*Written instruction:* The lines to be set down run from the line containing "Convert this document image to plain text." through the final line of the data below; print them exactly and print nothing else.

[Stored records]

+++++

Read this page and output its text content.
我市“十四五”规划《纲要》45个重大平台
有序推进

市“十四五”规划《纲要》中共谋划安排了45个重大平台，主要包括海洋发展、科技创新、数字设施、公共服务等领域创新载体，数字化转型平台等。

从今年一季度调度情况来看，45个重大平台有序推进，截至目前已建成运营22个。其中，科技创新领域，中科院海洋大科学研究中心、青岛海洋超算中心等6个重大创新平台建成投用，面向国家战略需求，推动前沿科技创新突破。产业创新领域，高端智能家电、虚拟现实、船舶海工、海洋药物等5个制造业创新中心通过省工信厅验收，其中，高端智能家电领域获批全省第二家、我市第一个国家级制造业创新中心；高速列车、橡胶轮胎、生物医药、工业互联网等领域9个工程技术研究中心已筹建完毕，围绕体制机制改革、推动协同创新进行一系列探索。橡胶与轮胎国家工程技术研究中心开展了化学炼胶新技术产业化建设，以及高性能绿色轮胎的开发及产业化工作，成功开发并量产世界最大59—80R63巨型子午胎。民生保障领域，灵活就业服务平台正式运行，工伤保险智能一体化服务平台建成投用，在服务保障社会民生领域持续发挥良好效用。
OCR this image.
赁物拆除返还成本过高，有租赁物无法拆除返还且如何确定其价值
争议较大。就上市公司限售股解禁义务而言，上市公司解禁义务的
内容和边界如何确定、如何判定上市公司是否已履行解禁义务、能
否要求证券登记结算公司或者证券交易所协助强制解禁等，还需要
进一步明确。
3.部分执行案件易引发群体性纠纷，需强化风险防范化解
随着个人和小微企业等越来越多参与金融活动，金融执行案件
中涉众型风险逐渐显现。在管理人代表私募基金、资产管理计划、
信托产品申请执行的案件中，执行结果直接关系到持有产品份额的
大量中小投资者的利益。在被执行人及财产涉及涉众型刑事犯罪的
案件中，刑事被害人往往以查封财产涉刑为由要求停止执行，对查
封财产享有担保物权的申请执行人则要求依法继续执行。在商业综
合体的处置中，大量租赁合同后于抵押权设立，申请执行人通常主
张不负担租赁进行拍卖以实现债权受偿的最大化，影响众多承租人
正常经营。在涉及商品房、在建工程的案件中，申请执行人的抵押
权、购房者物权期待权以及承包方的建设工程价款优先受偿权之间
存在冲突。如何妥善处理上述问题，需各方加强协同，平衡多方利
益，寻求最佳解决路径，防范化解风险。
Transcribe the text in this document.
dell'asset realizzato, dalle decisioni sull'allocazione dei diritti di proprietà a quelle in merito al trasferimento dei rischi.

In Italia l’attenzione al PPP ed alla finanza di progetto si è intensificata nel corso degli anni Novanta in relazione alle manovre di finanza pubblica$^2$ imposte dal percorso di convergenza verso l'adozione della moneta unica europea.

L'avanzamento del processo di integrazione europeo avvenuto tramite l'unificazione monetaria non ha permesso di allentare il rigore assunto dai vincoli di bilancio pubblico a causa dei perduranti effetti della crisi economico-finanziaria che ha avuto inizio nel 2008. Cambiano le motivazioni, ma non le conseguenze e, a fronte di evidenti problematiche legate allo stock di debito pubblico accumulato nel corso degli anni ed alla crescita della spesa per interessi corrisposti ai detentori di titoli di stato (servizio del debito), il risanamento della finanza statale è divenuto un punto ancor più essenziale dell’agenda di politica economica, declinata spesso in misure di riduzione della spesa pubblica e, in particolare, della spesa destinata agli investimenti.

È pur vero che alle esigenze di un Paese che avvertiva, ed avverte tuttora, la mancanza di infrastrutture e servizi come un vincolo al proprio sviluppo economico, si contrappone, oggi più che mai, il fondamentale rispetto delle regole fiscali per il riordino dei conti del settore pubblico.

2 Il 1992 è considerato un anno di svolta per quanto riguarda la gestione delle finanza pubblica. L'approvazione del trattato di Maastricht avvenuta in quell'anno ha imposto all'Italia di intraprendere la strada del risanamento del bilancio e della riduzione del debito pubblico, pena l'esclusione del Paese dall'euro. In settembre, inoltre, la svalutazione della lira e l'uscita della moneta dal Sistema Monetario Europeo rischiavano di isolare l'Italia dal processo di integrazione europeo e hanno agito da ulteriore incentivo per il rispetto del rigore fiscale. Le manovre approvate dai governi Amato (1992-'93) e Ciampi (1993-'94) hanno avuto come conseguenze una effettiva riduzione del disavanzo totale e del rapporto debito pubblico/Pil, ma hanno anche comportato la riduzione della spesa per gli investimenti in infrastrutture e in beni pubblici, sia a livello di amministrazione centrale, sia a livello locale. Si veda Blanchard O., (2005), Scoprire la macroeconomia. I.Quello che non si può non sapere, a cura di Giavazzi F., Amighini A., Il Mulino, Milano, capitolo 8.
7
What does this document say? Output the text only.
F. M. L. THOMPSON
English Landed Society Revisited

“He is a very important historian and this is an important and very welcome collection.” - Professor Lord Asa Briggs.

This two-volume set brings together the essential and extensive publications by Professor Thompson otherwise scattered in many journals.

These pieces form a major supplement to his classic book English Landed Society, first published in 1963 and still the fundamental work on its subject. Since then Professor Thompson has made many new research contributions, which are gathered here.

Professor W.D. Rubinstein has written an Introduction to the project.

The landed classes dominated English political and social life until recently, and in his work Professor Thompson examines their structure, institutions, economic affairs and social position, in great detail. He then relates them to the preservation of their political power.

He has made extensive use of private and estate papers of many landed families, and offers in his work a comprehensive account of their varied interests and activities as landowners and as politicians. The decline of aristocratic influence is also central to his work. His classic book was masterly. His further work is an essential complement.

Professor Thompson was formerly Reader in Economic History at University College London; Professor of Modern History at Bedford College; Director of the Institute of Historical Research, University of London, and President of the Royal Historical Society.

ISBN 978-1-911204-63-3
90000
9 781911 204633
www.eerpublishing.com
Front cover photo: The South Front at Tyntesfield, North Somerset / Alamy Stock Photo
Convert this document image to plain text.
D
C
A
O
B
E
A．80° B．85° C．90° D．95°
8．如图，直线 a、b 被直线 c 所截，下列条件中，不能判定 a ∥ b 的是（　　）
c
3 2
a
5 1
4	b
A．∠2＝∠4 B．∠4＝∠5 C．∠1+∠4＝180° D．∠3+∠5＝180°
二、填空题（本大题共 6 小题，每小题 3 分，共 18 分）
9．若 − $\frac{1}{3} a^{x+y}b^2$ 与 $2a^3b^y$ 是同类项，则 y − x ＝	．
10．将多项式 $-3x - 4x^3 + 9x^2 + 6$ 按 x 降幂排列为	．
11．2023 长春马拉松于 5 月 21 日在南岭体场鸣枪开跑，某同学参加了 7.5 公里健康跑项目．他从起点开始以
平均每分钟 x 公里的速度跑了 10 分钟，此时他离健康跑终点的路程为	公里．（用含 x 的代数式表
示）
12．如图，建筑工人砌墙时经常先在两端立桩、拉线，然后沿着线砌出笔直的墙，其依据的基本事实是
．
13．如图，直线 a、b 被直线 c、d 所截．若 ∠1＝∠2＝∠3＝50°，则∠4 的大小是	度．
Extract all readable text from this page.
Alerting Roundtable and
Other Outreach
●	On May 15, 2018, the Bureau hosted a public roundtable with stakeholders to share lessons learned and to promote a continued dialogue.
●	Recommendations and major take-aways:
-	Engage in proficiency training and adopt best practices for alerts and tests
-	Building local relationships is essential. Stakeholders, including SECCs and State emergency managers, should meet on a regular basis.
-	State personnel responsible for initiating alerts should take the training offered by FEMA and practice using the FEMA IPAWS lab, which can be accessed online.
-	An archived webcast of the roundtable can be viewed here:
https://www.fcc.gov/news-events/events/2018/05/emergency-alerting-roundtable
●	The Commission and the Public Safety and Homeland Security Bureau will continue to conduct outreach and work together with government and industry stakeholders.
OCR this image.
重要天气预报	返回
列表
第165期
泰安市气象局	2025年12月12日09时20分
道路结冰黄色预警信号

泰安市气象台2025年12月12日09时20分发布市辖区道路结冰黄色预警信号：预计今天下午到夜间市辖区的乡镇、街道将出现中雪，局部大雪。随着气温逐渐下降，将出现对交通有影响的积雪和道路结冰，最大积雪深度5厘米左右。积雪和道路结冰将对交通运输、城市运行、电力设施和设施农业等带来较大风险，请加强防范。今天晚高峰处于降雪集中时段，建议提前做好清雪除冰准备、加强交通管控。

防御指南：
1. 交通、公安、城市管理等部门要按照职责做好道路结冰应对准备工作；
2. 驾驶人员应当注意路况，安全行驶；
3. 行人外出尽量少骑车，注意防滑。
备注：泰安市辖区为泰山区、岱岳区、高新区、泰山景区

+++++

*Response to the task:*
Convert this document image to plain text.
D
C
A
O
B
E
A．80° B．85° C．90° D．95°
8．如图，直线 a、b 被直线 c 所截，下列条件中，不能判定 a ∥ b 的是（　　）
c
3 2
a
5 1
4	b
A．∠2＝∠4 B．∠4＝∠5 C．∠1+∠4＝180° D．∠3+∠5＝180°
二、填空题（本大题共 6 小题，每小题 3 分，共 18 分）
9．若 − $\frac{1}{3} a^{x+y}b^2$ 与 $2a^3b^y$ 是同类项，则 y − x ＝	．
10．将多项式 $-3x - 4x^3 + 9x^2 + 6$ 按 x 降幂排列为	．
11．2023 长春马拉松于 5 月 21 日在南岭体场鸣枪开跑，某同学参加了 7.5 公里健康跑项目．他从起点开始以
平均每分钟 x 公里的速度跑了 10 分钟，此时他离健康跑终点的路程为	公里．（用含 x 的代数式表
示）
12．如图，建筑工人砌墙时经常先在两端立桩、拉线，然后沿着线砌出笔直的墙，其依据的基本事实是
．
13．如图，直线 a、b 被直线 c、d 所截．若 ∠1＝∠2＝∠3＝50°，则∠4 的大小是	度．
Extract all readable text from this page.
Alerting Roundtable and
Other Outreach
●	On May 15, 2018, the Bureau hosted a public roundtable with stakeholders to share lessons learned and to promote a continued dialogue.
●	Recommendations and major take-aways:
-	Engage in proficiency training and adopt best practices for alerts and tests
-	Building local relationships is essential. Stakeholders, including SECCs and State emergency managers, should meet on a regular basis.
-	State personnel responsible for initiating alerts should take the training offered by FEMA and practice using the FEMA IPAWS lab, which can be accessed online.
-	An archived webcast of the roundtable can be viewed here:
https://www.fcc.gov/news-events/events/2018/05/emergency-alerting-roundtable
●	The Commission and the Public Safety and Homeland Security Bureau will continue to conduct outreach and work together with government and industry stakeholders.
OCR this image.
重要天气预报	返回
列表
第165期
泰安市气象局	2025年12月12日09时20分
道路结冰黄色预警信号

泰安市气象台2025年12月12日09时20分发布市辖区道路结冰黄色预警信号：预计今天下午到夜间市辖区的乡镇、街道将出现中雪，局部大雪。随着气温逐渐下降，将出现对交通有影响的积雪和道路结冰，最大积雪深度5厘米左右。积雪和道路结冰将对交通运输、城市运行、电力设施和设施农业等带来较大风险，请加强防范。今天晚高峰处于降雪集中时段，建议提前做好清雪除冰准备、加强交通管控。

防御指南：
1. 交通、公安、城市管理等部门要按照职责做好道路结冰应对准备工作；
2. 驾驶人员应当注意路况，安全行驶；
3. 行人外出尽量少骑车，注意防滑。
备注：泰安市辖区为泰山区、岱岳区、高新区、泰山景区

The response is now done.